## Document passage
++++

Lawyers representing the companies said the mistrial - declared by Superior Court Judge Michael A. Silverstein after seven weeks of testimony and approximately four days of jury deliberation - illustrates that litigation is a wasteful exercise and is "not the answer" to concerns about lead hazards.
Lawyers representing the Rhode Island Attorney General's office, meanwhile, indicated that another attempt is likely in their efforts to win a court verdict against former suppliers of lead paint and pigments.
The jury was deadlocked four votes to two in favor of the defendant companies, with a unanimous vote required for a decision. In a trial that began Sept. 4, the state attorney general's office had sought to show that the companies had caused a "public nuisance" due to hazards of old lead-based paint.
John Tarantino, one of the attorneys representing the defendant companies, said the mistrial shows that litigation is not the way to address the issue of lead hazards. According to news reports following the trial, Tarantino said a recently enacted lead-enforcement law in Rhode Island should be given a chance to help deter such hazards. "I hope the state will take something from this," Tarantino said. "The jury has made it clear this is not an argument you can get unanimity on."
Andrew Doyle, president of the National Paint & Coatings Association, agreed. "Judge Silverstein's decision demonstrates, again, that litigation is not the answer. It only serves to delay good-faith efforts to achieve constructive solutions to eradicating childhood lead poisoning," Doyle said.
But Rhode Island Attorney General Sheldon Whitehouse, who filed the suit, said the mistrial merely delays the state's legal challenge to the companies. Whitehouse said he will ask the judge to make a legal determination that the state proved its case, and will seek to initiate a new trial if necessary.
News reports said that the jury foreman, George Mansi, believed the state proved its case. He said a key question in the eyes of some jurors, however, was the state's concession that it could not prove that any children were poisoned in hospitals, schools or other public buildings. In its complaint, the state had included such facilities, along with housing, as possible sources of lead poisoning.
Tim Hardy, an attorney who represented NL Industries Inc. in the Rhode Island trial, told PCI that he saw the question about lead hazards in hospitals, schools and other public buildings as just one of the factors that affected the views of the jurors. He said the defendant companies had also been able to show that lead poisoning cases also occurred in a very small percentage of the state's housing.

++++

## Extracted data
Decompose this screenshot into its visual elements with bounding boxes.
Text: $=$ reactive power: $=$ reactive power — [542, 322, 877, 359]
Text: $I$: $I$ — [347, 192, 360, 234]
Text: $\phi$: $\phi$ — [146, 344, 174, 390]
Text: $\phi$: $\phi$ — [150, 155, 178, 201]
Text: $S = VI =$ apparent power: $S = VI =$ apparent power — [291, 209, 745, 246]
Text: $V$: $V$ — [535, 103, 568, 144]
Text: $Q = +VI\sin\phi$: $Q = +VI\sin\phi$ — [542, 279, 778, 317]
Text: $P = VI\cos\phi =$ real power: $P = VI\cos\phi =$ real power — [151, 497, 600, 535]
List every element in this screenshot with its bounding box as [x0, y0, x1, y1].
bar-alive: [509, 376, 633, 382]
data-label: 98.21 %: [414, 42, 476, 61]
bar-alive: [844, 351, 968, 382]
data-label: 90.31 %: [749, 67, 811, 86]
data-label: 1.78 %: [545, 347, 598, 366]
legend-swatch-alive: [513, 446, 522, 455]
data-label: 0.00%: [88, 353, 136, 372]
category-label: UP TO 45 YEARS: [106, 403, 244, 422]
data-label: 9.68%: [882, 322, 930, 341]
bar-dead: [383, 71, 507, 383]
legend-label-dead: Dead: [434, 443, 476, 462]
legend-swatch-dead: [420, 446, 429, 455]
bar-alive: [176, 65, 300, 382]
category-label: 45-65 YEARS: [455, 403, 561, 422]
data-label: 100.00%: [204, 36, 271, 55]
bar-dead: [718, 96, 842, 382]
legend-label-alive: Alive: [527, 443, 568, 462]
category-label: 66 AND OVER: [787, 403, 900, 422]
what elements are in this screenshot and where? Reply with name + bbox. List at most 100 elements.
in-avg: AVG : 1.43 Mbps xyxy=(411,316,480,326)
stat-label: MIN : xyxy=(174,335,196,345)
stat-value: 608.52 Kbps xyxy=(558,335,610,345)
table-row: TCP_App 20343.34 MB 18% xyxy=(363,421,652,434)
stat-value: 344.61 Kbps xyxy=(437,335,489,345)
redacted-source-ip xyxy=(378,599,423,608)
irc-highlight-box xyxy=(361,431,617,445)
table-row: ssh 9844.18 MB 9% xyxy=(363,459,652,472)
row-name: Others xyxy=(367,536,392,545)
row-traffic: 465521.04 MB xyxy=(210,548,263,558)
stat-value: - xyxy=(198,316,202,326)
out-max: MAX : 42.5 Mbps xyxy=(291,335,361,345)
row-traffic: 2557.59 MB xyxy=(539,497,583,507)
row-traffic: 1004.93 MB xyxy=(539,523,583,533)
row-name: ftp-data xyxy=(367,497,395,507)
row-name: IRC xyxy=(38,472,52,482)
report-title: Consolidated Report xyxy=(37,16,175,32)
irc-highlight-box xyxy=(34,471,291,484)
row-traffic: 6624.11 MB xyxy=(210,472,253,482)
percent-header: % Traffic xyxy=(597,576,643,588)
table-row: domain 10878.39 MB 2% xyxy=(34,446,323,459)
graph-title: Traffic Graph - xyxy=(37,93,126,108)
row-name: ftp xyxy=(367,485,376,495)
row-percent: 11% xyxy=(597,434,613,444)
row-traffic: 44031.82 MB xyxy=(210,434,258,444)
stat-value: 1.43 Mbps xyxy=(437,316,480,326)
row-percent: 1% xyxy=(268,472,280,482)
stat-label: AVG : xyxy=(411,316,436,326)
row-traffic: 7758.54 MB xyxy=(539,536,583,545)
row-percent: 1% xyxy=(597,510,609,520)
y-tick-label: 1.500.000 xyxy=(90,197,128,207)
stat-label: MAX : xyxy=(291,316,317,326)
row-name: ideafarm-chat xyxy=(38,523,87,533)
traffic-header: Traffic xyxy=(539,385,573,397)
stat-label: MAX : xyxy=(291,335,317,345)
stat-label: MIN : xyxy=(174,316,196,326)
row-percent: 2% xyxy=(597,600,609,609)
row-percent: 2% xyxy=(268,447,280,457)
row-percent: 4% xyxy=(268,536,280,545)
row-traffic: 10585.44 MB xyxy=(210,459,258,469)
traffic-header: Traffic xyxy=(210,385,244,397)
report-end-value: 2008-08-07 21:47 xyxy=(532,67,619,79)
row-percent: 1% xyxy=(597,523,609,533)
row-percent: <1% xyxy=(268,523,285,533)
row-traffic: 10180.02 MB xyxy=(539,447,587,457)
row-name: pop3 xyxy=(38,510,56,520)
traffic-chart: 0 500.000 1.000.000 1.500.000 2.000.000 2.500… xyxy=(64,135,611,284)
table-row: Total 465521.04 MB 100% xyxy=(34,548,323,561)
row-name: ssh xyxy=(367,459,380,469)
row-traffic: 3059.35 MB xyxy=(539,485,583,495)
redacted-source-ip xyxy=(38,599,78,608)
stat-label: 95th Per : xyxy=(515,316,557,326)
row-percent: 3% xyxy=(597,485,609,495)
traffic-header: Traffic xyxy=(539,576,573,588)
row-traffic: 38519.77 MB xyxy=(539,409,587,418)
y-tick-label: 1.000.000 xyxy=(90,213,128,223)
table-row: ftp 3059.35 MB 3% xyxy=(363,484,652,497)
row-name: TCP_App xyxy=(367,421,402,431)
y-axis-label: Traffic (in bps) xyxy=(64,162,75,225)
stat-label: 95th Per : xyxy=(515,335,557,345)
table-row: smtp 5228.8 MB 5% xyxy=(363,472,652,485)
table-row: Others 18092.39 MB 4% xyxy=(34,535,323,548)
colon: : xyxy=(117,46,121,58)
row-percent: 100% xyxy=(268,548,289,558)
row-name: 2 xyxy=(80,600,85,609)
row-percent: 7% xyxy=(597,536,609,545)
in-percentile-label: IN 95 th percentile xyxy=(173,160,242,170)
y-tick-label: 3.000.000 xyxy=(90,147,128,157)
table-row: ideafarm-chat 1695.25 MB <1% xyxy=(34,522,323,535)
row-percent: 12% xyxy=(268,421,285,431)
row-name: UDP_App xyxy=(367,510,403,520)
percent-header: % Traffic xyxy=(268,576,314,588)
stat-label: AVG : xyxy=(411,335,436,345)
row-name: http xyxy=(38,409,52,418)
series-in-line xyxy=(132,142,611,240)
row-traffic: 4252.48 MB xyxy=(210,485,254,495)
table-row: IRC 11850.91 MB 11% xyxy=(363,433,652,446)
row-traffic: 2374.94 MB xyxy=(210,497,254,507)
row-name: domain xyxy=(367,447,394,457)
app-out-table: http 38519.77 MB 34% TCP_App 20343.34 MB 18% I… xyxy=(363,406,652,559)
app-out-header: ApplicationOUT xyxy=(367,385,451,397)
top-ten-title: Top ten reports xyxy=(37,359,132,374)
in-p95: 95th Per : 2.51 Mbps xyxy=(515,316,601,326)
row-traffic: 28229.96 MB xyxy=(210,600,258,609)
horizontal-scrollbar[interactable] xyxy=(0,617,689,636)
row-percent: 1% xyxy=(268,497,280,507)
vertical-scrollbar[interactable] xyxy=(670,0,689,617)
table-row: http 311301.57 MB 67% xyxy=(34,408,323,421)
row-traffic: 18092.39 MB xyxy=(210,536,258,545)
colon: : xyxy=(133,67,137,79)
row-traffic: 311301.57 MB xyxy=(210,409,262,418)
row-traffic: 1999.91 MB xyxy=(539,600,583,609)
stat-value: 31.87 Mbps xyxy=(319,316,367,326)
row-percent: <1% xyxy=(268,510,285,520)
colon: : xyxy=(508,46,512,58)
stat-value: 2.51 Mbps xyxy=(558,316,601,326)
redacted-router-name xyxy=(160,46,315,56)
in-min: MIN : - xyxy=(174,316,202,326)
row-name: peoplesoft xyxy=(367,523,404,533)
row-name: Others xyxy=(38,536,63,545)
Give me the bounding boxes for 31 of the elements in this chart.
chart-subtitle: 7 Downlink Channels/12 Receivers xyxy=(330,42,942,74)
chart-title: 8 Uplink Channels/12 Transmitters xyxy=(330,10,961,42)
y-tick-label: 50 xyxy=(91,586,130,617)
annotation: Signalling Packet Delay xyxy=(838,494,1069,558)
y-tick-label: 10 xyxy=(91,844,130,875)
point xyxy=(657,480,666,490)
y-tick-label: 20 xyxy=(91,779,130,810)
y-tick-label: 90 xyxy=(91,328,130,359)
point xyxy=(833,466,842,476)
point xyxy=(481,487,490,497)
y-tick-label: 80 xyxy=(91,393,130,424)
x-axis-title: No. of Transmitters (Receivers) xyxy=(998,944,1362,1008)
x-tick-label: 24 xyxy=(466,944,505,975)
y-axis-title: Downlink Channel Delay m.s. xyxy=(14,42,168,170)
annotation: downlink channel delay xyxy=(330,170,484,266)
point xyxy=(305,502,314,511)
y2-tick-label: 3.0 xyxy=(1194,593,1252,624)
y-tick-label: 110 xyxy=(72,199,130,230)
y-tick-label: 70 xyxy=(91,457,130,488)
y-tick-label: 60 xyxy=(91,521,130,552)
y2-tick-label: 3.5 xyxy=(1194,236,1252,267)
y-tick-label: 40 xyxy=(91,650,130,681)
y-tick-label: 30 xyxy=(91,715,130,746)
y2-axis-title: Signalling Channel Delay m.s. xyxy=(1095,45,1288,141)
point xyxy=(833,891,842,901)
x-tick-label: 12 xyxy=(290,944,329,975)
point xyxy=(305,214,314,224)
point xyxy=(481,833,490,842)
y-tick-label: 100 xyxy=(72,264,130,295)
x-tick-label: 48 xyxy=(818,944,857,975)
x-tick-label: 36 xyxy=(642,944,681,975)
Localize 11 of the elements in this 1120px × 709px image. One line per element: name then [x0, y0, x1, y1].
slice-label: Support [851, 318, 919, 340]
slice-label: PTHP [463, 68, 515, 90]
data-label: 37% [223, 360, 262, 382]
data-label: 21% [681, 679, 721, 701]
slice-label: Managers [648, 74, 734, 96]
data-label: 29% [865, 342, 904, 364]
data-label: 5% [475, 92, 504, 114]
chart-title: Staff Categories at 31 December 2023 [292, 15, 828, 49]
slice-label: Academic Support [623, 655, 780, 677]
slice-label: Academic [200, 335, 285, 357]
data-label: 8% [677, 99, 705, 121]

++++

## Work request
Please continue the news article about the Rhode Island lead paint mistrial, starting after its final sentence.

## Expected answer
Hardy said he believed the defendant companies had made a strong case that the use of "common maintenance practices" can protect children from lead hazards. "That was the core of our presentation and a position espoused by EPA, HUD and the Rhode Island Department of Health," Hardy said, making the point that publications issued by federal and state agencies advise property owners about maintenance of buildings and how it can prevent lead exposure.
Asked about how the mistrial might affect lead-paint lawsuits either pending or under consideration in other jurisdictions, Hardy said industry representatives are hopeful there may be a chilling effect on such litigation.
"I hope that what it means is that other government officials will realize that these cases go on a long time, consume resources and don't help any kids," he said. "I hope instead that they will direct resources to the enforcement of laws on the books requiring that paint be maintained in housing."
Both sides in the Rhode Island case have indicated that they will file briefs asking the judge to issue a summary judgment in their favor. Hardy said rulings on those motions are not anticipated for weeks, meaning announcements about a new trial are not likely until after the first of the year.
The attorney heading the state's legal team, Leonard Decof, was quoted in the Providence Journal as saying that he was looking forward to initiating another trial. After participating in discussions with the jurors following the mistrial ruling, Decof called the proceedings "an education process."
"We're going to be trying this case again and we'd like to know how this case was perceived," he said of the meeting with jurors. Judge Silverstein said he invited lawyers from both sides to meet with the jury in the belief that it would be "helpful when the case is retried, as it almost certainly will be."
Any decision about a second trial, however, is likely to be in the hands of the next Rhode Island attorney general, Patrick C. Lynch, a Democrat who was elected Nov. 5. Whitehouse ran unsuccessfully for governor, and will leave the attorney general's post in January.
Following the mistrial, Lynch issued a statement saying he was disappointed that the jury had failed to render a verdict for the state, and he vowed to continue the "valiant work begun by Whitehouse to protect the most vulnerable members of our society."
During the trial, the state called to the witness stand nine doctors and scientists, some of whom testified that lead paint can be dangerous no matter what condition it's in. Some of those expert witnesses also said lead can cause brain damage and other neurological problems even when present in very low concentrations. Attorneys for the defendant companies countered that existing laws state that intact lead paint does not pose a hazard if proper maintenance practices are employed.